— Supplied information —
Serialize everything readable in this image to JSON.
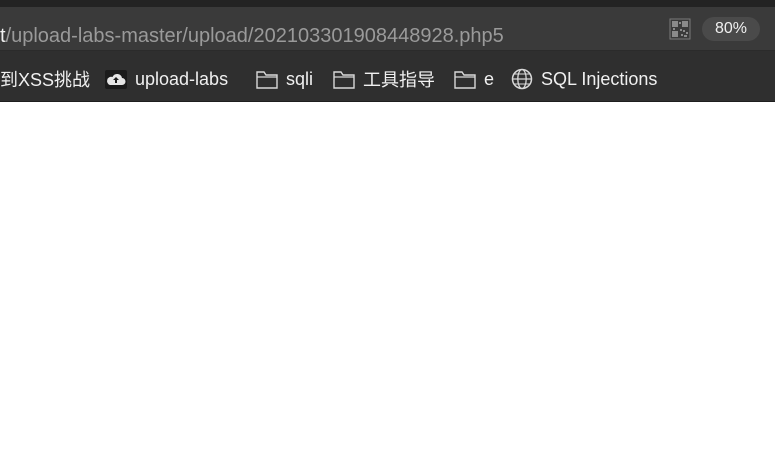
{
  "address_bar": {
    "url_host_fragment": "t",
    "url_path": "/upload-labs-master/upload/202103301908448928.php5",
    "zoom": "80%"
  },
  "icons": {
    "qr": "qr-code-icon",
    "cloud": "cloud-bookmark-icon",
    "folder": "folder-icon",
    "globe": "globe-icon"
  },
  "bookmarks": [
    {
      "label": "到XSS挑战",
      "icon": "none"
    },
    {
      "label": "upload-labs",
      "icon": "cloud-bookmark-icon"
    },
    {
      "label": "sqli",
      "icon": "folder-icon"
    },
    {
      "label": "工具指导",
      "icon": "folder-icon"
    },
    {
      "label": "e",
      "icon": "folder-icon"
    },
    {
      "label": "SQL Injections",
      "icon": "globe-icon"
    }
  ],
  "colors": {
    "chrome_dark": "#2b2b2b",
    "address_bg": "#3a3a3a",
    "text_light": "#f0f0f0",
    "url_dim": "#9a9a9a",
    "page_bg": "#ffffff"
  }
}
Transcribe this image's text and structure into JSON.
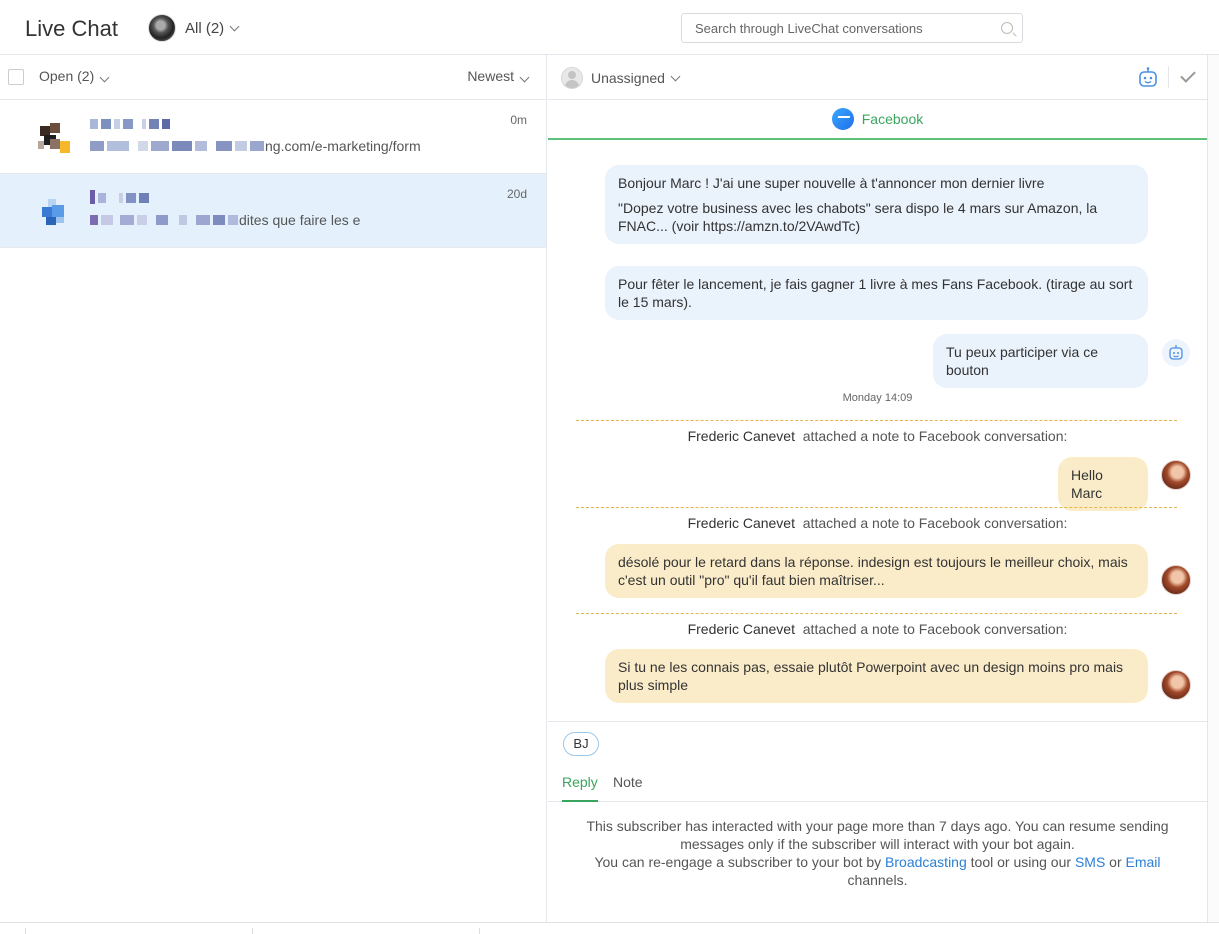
{
  "app": {
    "title": "Live Chat"
  },
  "filter": {
    "label": "All (2)"
  },
  "search": {
    "placeholder": "Search through LiveChat conversations"
  },
  "list": {
    "status_filter": "Open (2)",
    "sort": "Newest",
    "conversations": [
      {
        "preview_suffix": "ng.com/e-marketing/form",
        "time": "0m"
      },
      {
        "preview_suffix": "dites que faire les e",
        "time": "20d"
      }
    ]
  },
  "chat": {
    "assignee": "Unassigned",
    "channel": "Facebook",
    "messages": {
      "m1_line1": "Bonjour Marc ! J'ai une super nouvelle à t'annoncer mon dernier livre",
      "m1_line2": "\"Dopez votre business avec les chabots\" sera dispo le 4 mars sur Amazon, la FNAC... (voir https://amzn.to/2VAwdTc)",
      "m2": "Pour fêter le lancement, je fais gagner 1 livre à mes Fans Facebook. (tirage au sort le 15 mars).",
      "m3": "Tu peux participer via ce bouton",
      "day": "Monday 14:09",
      "note_author": "Frederic Canevet",
      "note_action": "attached a note to Facebook conversation:",
      "n1": "Hello Marc",
      "n2": "désolé pour le retard dans la réponse. indesign est toujours le meilleur choix, mais c'est un outil \"pro\" qu'il faut bien maîtriser...",
      "n3": "Si tu ne les connais pas, essaie plutôt Powerpoint avec un design moins pro mais plus simple"
    }
  },
  "composer": {
    "initials": "BJ",
    "tabs": {
      "reply": "Reply",
      "note": "Note"
    },
    "info_line1": "This subscriber has interacted with your page more than 7 days ago. You can resume sending messages only if the subscriber will interact with your bot again.",
    "info_prefix": "You can re-engage a subscriber to your bot by",
    "link_broadcasting": "Broadcasting",
    "info_mid": "tool or using our",
    "link_sms": "SMS",
    "info_or": "or",
    "link_email": "Email",
    "info_suffix": "channels."
  },
  "colors": {
    "accent_green": "#3aa55e",
    "link_blue": "#2b7fd4",
    "bubble_blue": "#eaf2fc",
    "note_yellow": "#fbecc9"
  }
}
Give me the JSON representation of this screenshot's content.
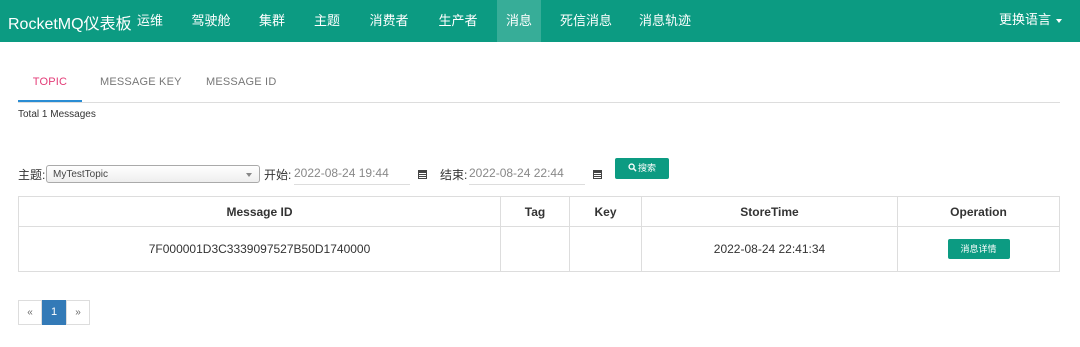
{
  "app": {
    "brand": "RocketMQ仪表板",
    "language_label": "更换语言"
  },
  "nav": {
    "items": [
      {
        "label": "运维"
      },
      {
        "label": "驾驶舱"
      },
      {
        "label": "集群"
      },
      {
        "label": "主题"
      },
      {
        "label": "消费者"
      },
      {
        "label": "生产者"
      },
      {
        "label": "消息",
        "active": true
      },
      {
        "label": "死信消息"
      },
      {
        "label": "消息轨迹"
      }
    ]
  },
  "tabs": [
    {
      "label": "TOPIC",
      "active": true
    },
    {
      "label": "MESSAGE KEY"
    },
    {
      "label": "MESSAGE ID"
    }
  ],
  "total_label": "Total 1 Messages",
  "filter": {
    "topic_label": "主题:",
    "topic_value": "MyTestTopic",
    "start_label": "开始:",
    "start_value": "2022-08-24 19:44",
    "end_label": "结束:",
    "end_value": "2022-08-24 22:44",
    "search_label": "搜索"
  },
  "table": {
    "headers": [
      "Message ID",
      "Tag",
      "Key",
      "StoreTime",
      "Operation"
    ],
    "rows": [
      {
        "message_id": "7F000001D3C3339097527B50D1740000",
        "tag": "",
        "key": "",
        "store_time": "2022-08-24 22:41:34",
        "operation_label": "消息详情"
      }
    ]
  },
  "pager": {
    "prev": "«",
    "current": "1",
    "next": "»"
  },
  "colors": {
    "primary": "#0c9b82",
    "nav_active": "#37ad98",
    "tab_active_text": "#e33b77",
    "tab_underline": "#2a8dd4",
    "pager_active": "#337ab7"
  }
}
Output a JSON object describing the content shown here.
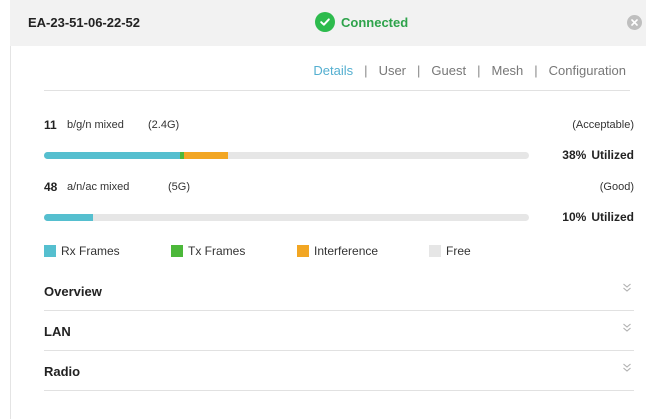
{
  "header": {
    "device_name": "EA-23-51-06-22-52",
    "status": "Connected",
    "status_color": "#2dbb4d"
  },
  "tabs": [
    {
      "label": "Details",
      "active": true
    },
    {
      "label": "User",
      "active": false
    },
    {
      "label": "Guest",
      "active": false
    },
    {
      "label": "Mesh",
      "active": false
    },
    {
      "label": "Configuration",
      "active": false
    }
  ],
  "channels": [
    {
      "channel": "11",
      "mode": "b/g/n mixed",
      "band": "(2.4G)",
      "quality": "(Acceptable)",
      "utilization_pct": "38%",
      "utilization_label": "Utilized",
      "segments": {
        "rx": 0.28,
        "tx": 0.008,
        "interference": 0.092
      }
    },
    {
      "channel": "48",
      "mode": "a/n/ac mixed",
      "band": "(5G)",
      "quality": "(Good)",
      "utilization_pct": "10%",
      "utilization_label": "Utilized",
      "segments": {
        "rx": 0.1,
        "tx": 0.0,
        "interference": 0.0
      }
    }
  ],
  "legend": [
    {
      "label": "Rx Frames",
      "color": "#55bfcf"
    },
    {
      "label": "Tx Frames",
      "color": "#4cb83a"
    },
    {
      "label": "Interference",
      "color": "#f2a623"
    },
    {
      "label": "Free",
      "color": "#e6e6e6"
    }
  ],
  "sections": [
    {
      "title": "Overview"
    },
    {
      "title": "LAN"
    },
    {
      "title": "Radio"
    }
  ]
}
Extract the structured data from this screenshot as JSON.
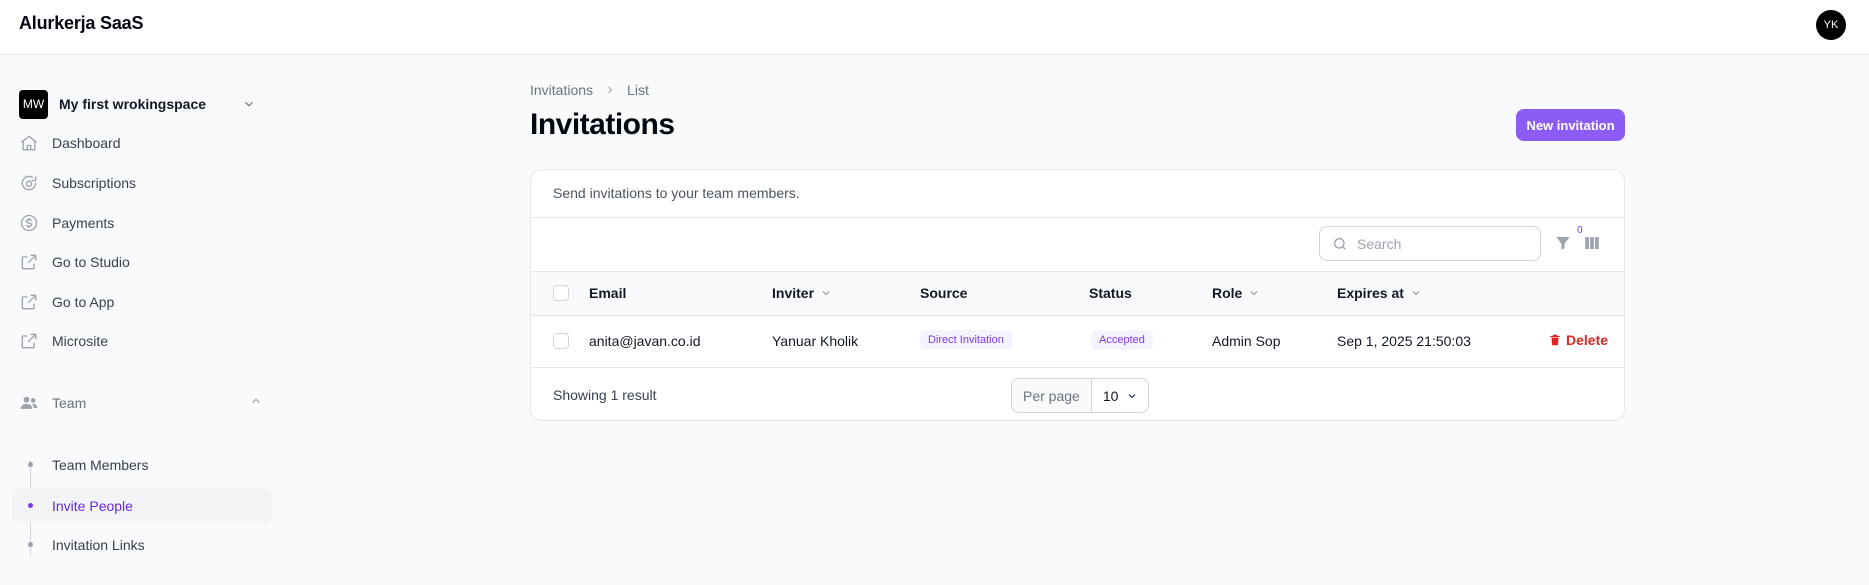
{
  "app": {
    "brand": "Alurkerja SaaS",
    "user_initials": "YK"
  },
  "workspace": {
    "initials": "MW",
    "name": "My first wrokingspace"
  },
  "sidebar": {
    "items": [
      {
        "label": "Dashboard",
        "icon": "home-icon"
      },
      {
        "label": "Subscriptions",
        "icon": "subscriptions-icon"
      },
      {
        "label": "Payments",
        "icon": "dollar-icon"
      },
      {
        "label": "Go to Studio",
        "icon": "external-link-icon"
      },
      {
        "label": "Go to App",
        "icon": "external-link-icon"
      },
      {
        "label": "Microsite",
        "icon": "external-link-icon"
      }
    ],
    "team_group": {
      "label": "Team",
      "icon": "users-icon",
      "children": [
        {
          "label": "Team Members",
          "active": false
        },
        {
          "label": "Invite People",
          "active": true
        },
        {
          "label": "Invitation Links",
          "active": false
        }
      ]
    }
  },
  "breadcrumb": {
    "parent": "Invitations",
    "current": "List"
  },
  "page": {
    "title": "Invitations",
    "new_button_label": "New invitation"
  },
  "card": {
    "description": "Send invitations to your team members."
  },
  "toolbar": {
    "search_placeholder": "Search",
    "filter_count": "0"
  },
  "table": {
    "columns": [
      "Email",
      "Inviter",
      "Source",
      "Status",
      "Role",
      "Expires at"
    ],
    "rows": [
      {
        "email": "anita@javan.co.id",
        "inviter": "Yanuar Kholik",
        "source": "Direct Invitation",
        "status": "Accepted",
        "role": "Admin Sop",
        "expires_at": "Sep 1, 2025 21:50:03",
        "delete_label": "Delete"
      }
    ]
  },
  "footer": {
    "showing": "Showing 1 result",
    "per_page_label": "Per page",
    "per_page_value": "10"
  },
  "colors": {
    "accent": "#8b5cf6",
    "danger": "#dc2626",
    "active_text": "#6d28d9"
  }
}
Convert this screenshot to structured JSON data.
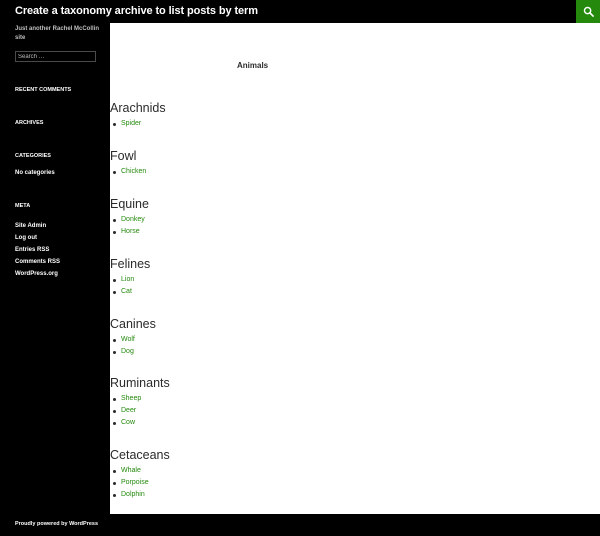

— Directions for this task —
In the material above, show every line where the word "cloud" turns up.

— Answer in full —
    "cloud": "cloud-bookmark-icon",
      "icon": "cloud-bookmark-icon"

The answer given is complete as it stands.